- **Exercise directions**: Report, word for word, every line of the material that contains "rocket".

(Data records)

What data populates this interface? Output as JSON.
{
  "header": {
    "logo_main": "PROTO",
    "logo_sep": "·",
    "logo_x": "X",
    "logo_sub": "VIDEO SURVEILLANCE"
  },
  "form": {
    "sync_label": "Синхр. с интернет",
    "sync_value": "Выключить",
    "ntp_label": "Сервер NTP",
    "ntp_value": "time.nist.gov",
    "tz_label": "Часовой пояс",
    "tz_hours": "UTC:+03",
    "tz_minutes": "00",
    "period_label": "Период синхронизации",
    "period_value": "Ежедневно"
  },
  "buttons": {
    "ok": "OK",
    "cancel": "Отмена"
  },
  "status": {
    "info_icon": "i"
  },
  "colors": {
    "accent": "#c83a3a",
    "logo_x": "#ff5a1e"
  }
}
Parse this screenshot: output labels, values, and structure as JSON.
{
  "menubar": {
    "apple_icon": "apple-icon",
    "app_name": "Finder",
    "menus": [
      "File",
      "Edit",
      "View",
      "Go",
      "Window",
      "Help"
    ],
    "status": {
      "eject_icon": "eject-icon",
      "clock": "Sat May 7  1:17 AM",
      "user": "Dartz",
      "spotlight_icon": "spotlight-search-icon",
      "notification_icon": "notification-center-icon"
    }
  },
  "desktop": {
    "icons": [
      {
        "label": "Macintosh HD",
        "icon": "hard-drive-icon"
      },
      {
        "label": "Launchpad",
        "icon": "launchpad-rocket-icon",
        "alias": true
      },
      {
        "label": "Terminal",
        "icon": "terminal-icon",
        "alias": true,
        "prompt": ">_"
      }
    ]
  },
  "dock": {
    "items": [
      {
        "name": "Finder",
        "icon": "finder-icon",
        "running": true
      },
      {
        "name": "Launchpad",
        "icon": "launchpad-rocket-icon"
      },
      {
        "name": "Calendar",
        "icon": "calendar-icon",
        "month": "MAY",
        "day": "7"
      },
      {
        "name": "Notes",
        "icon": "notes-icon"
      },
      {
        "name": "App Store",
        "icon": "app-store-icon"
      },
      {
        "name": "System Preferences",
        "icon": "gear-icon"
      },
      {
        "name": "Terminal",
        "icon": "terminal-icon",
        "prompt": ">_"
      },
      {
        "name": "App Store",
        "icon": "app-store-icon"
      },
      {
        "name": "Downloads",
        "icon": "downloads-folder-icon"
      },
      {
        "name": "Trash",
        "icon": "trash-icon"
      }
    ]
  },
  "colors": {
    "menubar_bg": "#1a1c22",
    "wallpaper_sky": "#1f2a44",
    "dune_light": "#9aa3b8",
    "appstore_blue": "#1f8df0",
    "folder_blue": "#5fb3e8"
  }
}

- **Output**:
        "icon": "launchpad-rocket-icon",
        "icon": "launchpad-rocket-icon"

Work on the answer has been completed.